## EXERCISE
Reproduce each of the following items word for word, in the same order.
━━ SOURCE RECORDS
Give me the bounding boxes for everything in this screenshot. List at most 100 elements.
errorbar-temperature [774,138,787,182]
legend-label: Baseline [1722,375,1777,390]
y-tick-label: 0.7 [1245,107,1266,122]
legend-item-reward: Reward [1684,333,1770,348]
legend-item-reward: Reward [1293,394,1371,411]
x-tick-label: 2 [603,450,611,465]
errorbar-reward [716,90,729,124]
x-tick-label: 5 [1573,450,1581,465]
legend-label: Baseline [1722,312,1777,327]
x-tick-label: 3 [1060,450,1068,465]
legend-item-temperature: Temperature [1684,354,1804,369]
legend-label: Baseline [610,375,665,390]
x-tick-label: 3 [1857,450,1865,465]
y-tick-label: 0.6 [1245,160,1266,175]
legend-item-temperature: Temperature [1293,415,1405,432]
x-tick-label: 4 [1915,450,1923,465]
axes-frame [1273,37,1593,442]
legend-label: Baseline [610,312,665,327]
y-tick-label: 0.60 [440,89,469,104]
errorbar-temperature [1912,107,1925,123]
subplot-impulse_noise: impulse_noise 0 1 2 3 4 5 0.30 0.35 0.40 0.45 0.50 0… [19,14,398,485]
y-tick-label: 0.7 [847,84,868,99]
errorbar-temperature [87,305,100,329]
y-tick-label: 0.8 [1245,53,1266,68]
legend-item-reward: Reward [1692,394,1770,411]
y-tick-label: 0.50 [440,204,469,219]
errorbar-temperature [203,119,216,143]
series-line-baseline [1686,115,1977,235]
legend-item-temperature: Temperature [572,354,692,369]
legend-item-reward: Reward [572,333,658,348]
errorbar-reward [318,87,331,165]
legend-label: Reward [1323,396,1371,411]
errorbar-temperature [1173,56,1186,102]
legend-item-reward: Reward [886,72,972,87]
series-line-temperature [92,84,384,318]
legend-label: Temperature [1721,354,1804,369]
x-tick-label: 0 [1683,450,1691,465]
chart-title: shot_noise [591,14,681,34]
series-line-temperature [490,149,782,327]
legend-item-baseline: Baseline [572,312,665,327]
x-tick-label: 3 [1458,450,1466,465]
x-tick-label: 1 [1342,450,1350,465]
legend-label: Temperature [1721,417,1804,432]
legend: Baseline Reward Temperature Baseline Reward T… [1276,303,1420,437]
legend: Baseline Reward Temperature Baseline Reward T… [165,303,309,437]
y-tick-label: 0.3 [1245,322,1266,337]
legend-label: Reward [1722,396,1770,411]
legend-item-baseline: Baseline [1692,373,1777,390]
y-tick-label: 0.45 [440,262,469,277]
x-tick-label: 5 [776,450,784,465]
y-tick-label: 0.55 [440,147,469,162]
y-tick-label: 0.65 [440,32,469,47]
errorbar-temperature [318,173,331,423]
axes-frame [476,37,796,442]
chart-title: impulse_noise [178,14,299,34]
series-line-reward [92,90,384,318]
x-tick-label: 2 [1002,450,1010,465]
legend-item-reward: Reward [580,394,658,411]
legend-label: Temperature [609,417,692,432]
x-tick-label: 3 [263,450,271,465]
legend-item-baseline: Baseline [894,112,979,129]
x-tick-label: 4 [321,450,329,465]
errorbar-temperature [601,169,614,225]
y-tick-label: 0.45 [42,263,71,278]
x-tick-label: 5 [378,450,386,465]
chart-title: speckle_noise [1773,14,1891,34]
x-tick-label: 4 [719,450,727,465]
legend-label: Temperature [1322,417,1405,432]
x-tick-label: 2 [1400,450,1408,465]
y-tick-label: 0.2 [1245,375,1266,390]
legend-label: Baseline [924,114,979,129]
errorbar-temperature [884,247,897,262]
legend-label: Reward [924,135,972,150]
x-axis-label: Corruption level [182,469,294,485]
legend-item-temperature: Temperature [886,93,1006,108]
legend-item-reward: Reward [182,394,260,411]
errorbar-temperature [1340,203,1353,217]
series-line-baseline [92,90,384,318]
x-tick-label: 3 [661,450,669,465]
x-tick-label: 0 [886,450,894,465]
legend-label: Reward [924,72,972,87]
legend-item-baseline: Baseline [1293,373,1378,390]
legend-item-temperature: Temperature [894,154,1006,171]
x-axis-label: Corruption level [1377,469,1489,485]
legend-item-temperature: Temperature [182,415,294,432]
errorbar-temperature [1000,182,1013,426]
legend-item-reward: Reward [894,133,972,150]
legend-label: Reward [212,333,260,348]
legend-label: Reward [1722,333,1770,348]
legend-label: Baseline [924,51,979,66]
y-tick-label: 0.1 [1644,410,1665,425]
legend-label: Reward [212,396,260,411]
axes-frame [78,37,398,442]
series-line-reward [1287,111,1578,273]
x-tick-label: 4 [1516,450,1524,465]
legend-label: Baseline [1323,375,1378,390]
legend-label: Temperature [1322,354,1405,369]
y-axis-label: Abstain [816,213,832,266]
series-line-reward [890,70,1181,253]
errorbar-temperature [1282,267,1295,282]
━━━━
## RIGHT ANSWER
Give me the bounding boxes for everything in this screenshot. List at most 100 elements.
errorbar-temperature [774,138,787,182]
legend-label: Baseline [1722,375,1777,390]
y-tick-label: 0.7 [1245,107,1266,122]
legend-item-reward: Reward [1684,333,1770,348]
legend-item-reward: Reward [1293,394,1371,411]
x-tick-label: 2 [603,450,611,465]
errorbar-reward [716,90,729,124]
x-tick-label: 5 [1573,450,1581,465]
legend-label: Baseline [1722,312,1777,327]
x-tick-label: 3 [1060,450,1068,465]
legend-item-temperature: Temperature [1684,354,1804,369]
legend-label: Baseline [610,375,665,390]
x-tick-label: 3 [1857,450,1865,465]
y-tick-label: 0.6 [1245,160,1266,175]
legend-item-temperature: Temperature [1293,415,1405,432]
x-tick-label: 4 [1915,450,1923,465]
axes-frame [1273,37,1593,442]
legend-label: Baseline [610,312,665,327]
y-tick-label: 0.60 [440,89,469,104]
errorbar-temperature [1912,107,1925,123]
subplot-impulse_noise: impulse_noise 0 1 2 3 4 5 0.30 0.35 0.40 0.45 0.50 0… [19,14,398,485]
y-tick-label: 0.7 [847,84,868,99]
errorbar-temperature [87,305,100,329]
y-tick-label: 0.8 [1245,53,1266,68]
legend-item-reward: Reward [1692,394,1770,411]
y-tick-label: 0.50 [440,204,469,219]
errorbar-temperature [203,119,216,143]
series-line-baseline [1686,115,1977,235]
legend-item-temperature: Temperature [572,354,692,369]
legend-item-reward: Reward [572,333,658,348]
errorbar-reward [318,87,331,165]
legend-label: Reward [1323,396,1371,411]
errorbar-temperature [1173,56,1186,102]
legend-item-reward: Reward [886,72,972,87]
series-line-temperature [92,84,384,318]
legend-label: Temperature [1721,354,1804,369]
x-tick-label: 0 [1683,450,1691,465]
chart-title: shot_noise [591,14,681,34]
series-line-temperature [490,149,782,327]
legend-item-baseline: Baseline [572,312,665,327]
x-tick-label: 3 [1458,450,1466,465]
x-tick-label: 1 [1342,450,1350,465]
legend-label: Temperature [1721,417,1804,432]
legend: Baseline Reward Temperature Baseline Reward T… [1276,303,1420,437]
legend: Baseline Reward Temperature Baseline Reward T… [165,303,309,437]
y-tick-label: 0.3 [1245,322,1266,337]
legend-label: Reward [1722,396,1770,411]
legend-item-baseline: Baseline [1692,373,1777,390]
y-tick-label: 0.45 [440,262,469,277]
x-tick-label: 5 [776,450,784,465]
y-tick-label: 0.55 [440,147,469,162]
y-tick-label: 0.65 [440,32,469,47]
errorbar-temperature [318,173,331,423]
axes-frame [476,37,796,442]
chart-title: impulse_noise [178,14,299,34]
series-line-reward [92,90,384,318]
x-tick-label: 2 [1002,450,1010,465]
legend-item-reward: Reward [580,394,658,411]
legend-label: Temperature [609,417,692,432]
x-tick-label: 3 [263,450,271,465]
legend-item-baseline: Baseline [894,112,979,129]
x-tick-label: 4 [321,450,329,465]
errorbar-temperature [601,169,614,225]
y-tick-label: 0.45 [42,263,71,278]
x-tick-label: 5 [378,450,386,465]
chart-title: speckle_noise [1773,14,1891,34]
x-tick-label: 4 [719,450,727,465]
legend-label: Temperature [1322,417,1405,432]
x-tick-label: 2 [1400,450,1408,465]
y-tick-label: 0.2 [1245,375,1266,390]
legend-label: Baseline [924,114,979,129]
errorbar-temperature [884,247,897,262]
legend-label: Reward [924,135,972,150]
x-axis-label: Corruption level [182,469,294,485]
legend-item-temperature: Temperature [886,93,1006,108]
legend-item-reward: Reward [182,394,260,411]
errorbar-temperature [1340,203,1353,217]
series-line-baseline [92,90,384,318]
x-tick-label: 3 [661,450,669,465]
x-tick-label: 0 [886,450,894,465]
legend-label: Reward [924,72,972,87]
legend-item-baseline: Baseline [1293,373,1378,390]
legend-item-temperature: Temperature [894,154,1006,171]
x-axis-label: Corruption level [1377,469,1489,485]
legend-item-temperature: Temperature [182,415,294,432]
errorbar-temperature [1000,182,1013,426]
legend-item-reward: Reward [894,133,972,150]
legend-label: Reward [212,333,260,348]
legend-label: Reward [1722,333,1770,348]
legend-label: Baseline [924,51,979,66]
y-tick-label: 0.1 [1644,410,1665,425]
legend-label: Reward [212,396,260,411]
axes-frame [78,37,398,442]
series-line-reward [1287,111,1578,273]
x-tick-label: 4 [1516,450,1524,465]
legend-label: Baseline [1323,375,1378,390]
legend-label: Temperature [1322,354,1405,369]
y-axis-label: Abstain [816,213,832,266]
series-line-reward [890,70,1181,253]
errorbar-temperature [1282,267,1295,282]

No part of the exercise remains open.